Exercise objective -> Where a line contains the word "screenshot", copy that line in full.

▬▬▬

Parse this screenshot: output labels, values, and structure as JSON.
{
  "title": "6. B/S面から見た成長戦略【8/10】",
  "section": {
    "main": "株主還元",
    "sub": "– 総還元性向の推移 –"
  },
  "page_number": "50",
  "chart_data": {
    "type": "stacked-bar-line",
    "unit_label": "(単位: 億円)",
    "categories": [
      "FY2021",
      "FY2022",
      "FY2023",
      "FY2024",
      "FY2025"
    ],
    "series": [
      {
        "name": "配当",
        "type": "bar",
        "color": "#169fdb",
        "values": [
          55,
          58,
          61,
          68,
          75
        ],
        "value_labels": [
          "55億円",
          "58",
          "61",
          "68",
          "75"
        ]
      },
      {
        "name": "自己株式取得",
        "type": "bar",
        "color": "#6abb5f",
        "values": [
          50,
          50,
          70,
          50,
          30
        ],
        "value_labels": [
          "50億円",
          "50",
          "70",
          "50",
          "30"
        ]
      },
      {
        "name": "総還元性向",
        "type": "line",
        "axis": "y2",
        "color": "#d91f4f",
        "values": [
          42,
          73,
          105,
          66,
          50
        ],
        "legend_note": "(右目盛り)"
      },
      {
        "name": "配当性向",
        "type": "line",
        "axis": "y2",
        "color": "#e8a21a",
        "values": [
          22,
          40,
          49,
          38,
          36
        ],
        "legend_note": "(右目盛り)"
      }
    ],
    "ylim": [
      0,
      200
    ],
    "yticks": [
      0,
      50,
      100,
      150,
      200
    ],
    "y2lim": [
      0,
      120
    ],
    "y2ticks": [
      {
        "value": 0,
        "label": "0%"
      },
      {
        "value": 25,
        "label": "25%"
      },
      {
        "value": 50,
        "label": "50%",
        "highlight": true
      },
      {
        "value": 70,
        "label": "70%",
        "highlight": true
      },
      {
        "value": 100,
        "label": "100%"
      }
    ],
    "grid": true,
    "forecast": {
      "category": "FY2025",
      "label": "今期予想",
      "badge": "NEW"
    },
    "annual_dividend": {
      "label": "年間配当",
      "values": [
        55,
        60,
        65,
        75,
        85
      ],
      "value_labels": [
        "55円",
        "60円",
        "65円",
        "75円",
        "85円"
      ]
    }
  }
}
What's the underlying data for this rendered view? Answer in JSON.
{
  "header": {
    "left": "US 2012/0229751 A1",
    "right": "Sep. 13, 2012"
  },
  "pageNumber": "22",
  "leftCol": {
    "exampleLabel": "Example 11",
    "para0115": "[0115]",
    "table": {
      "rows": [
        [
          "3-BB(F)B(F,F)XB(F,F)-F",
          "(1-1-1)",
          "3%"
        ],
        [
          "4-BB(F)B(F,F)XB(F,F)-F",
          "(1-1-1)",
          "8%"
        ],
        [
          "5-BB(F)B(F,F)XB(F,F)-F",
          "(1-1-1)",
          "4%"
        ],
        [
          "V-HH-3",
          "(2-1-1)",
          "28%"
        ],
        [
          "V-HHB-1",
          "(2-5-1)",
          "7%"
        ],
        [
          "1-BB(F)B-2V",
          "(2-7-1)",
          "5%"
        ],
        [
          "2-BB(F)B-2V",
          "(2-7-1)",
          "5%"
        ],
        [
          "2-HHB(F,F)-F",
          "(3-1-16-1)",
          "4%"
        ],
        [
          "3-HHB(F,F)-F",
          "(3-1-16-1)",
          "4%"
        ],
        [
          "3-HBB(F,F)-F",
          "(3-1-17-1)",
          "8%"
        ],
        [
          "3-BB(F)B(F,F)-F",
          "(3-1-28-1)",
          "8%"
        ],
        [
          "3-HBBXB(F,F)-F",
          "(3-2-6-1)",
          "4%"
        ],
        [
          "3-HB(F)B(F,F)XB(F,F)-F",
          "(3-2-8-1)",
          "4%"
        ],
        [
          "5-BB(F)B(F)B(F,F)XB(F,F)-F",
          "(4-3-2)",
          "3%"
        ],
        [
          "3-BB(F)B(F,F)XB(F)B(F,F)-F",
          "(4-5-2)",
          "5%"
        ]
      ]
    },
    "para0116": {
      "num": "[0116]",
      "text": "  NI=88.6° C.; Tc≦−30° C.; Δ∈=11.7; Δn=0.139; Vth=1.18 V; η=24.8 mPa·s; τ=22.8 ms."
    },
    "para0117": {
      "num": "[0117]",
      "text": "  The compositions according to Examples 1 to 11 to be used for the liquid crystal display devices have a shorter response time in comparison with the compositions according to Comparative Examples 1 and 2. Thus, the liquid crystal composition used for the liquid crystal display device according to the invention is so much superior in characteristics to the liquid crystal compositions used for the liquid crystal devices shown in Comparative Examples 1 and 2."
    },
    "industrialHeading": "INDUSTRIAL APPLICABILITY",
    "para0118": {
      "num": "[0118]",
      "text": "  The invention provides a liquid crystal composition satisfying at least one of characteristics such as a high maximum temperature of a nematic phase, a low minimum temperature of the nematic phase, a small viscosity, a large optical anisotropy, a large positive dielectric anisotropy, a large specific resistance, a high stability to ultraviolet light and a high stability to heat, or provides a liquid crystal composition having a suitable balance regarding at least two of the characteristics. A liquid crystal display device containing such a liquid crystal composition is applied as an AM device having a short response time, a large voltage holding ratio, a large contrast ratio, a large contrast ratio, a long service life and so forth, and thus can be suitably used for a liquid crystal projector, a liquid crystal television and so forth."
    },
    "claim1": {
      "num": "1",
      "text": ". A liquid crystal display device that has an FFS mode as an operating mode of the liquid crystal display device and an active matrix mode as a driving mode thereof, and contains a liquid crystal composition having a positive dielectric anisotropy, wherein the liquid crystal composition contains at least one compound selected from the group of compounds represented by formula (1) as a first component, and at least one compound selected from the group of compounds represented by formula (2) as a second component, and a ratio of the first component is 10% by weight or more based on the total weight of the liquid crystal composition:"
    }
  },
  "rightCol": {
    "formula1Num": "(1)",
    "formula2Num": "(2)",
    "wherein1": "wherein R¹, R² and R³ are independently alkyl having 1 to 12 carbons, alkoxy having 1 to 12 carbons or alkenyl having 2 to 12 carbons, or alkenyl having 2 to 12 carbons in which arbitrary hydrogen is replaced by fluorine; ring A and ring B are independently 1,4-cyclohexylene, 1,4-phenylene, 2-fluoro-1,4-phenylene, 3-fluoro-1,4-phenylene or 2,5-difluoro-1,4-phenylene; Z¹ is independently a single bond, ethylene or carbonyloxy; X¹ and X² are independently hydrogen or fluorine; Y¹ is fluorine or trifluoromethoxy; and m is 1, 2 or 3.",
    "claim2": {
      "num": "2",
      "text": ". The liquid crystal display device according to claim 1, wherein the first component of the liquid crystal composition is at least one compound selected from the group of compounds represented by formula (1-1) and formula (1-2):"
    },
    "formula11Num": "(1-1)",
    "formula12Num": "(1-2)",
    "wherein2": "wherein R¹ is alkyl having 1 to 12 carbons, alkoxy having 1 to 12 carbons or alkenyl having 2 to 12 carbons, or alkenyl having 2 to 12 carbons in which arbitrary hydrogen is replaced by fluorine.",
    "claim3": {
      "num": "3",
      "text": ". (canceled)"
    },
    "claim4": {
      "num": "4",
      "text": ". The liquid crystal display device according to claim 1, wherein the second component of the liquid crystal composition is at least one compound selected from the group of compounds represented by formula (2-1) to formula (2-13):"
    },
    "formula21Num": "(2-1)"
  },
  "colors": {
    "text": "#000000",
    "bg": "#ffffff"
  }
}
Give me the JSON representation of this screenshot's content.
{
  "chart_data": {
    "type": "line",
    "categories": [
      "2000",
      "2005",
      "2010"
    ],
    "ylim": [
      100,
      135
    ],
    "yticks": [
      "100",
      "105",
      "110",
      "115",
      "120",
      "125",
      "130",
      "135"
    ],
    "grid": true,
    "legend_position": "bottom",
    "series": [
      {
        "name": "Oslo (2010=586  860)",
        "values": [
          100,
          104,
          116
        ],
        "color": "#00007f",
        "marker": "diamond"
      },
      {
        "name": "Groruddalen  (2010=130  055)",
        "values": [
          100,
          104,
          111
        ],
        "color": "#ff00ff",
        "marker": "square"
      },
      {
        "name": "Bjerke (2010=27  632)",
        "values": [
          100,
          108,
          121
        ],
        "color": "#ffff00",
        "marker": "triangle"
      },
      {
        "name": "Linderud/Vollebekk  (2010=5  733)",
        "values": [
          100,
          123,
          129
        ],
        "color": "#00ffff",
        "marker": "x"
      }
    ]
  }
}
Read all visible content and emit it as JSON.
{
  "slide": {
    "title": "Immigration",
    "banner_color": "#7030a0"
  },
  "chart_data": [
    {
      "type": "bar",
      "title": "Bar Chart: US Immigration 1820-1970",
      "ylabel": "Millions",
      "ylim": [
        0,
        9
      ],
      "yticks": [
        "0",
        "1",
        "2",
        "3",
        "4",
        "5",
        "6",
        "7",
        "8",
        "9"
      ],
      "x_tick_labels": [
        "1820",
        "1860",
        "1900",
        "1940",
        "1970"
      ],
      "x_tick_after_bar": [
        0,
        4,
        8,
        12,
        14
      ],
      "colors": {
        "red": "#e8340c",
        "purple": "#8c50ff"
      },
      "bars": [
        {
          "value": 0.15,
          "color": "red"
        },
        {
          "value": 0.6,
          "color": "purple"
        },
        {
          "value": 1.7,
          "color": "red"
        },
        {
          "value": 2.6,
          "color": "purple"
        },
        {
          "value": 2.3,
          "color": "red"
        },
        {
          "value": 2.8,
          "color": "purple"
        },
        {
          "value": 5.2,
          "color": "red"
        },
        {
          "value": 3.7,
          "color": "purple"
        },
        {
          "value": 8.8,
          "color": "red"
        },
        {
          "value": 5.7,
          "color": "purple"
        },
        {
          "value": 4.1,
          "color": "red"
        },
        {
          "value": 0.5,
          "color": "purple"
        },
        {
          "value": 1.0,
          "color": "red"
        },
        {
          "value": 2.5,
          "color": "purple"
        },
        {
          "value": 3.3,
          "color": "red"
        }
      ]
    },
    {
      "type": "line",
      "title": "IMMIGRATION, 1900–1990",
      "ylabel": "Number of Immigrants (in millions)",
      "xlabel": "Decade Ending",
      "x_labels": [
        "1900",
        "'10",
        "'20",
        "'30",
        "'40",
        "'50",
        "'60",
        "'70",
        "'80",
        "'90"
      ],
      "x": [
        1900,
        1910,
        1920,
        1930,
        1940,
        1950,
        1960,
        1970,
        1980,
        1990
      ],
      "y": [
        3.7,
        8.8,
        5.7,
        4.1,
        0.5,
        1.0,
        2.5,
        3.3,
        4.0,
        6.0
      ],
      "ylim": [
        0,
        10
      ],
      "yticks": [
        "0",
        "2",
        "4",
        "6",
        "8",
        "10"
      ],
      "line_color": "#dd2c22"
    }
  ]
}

▬▬▬

Answer for this exercise ->
Parse this screenshot: output labels, values, and structure as JSON.
Give me the JSON representation of this screenshot's content.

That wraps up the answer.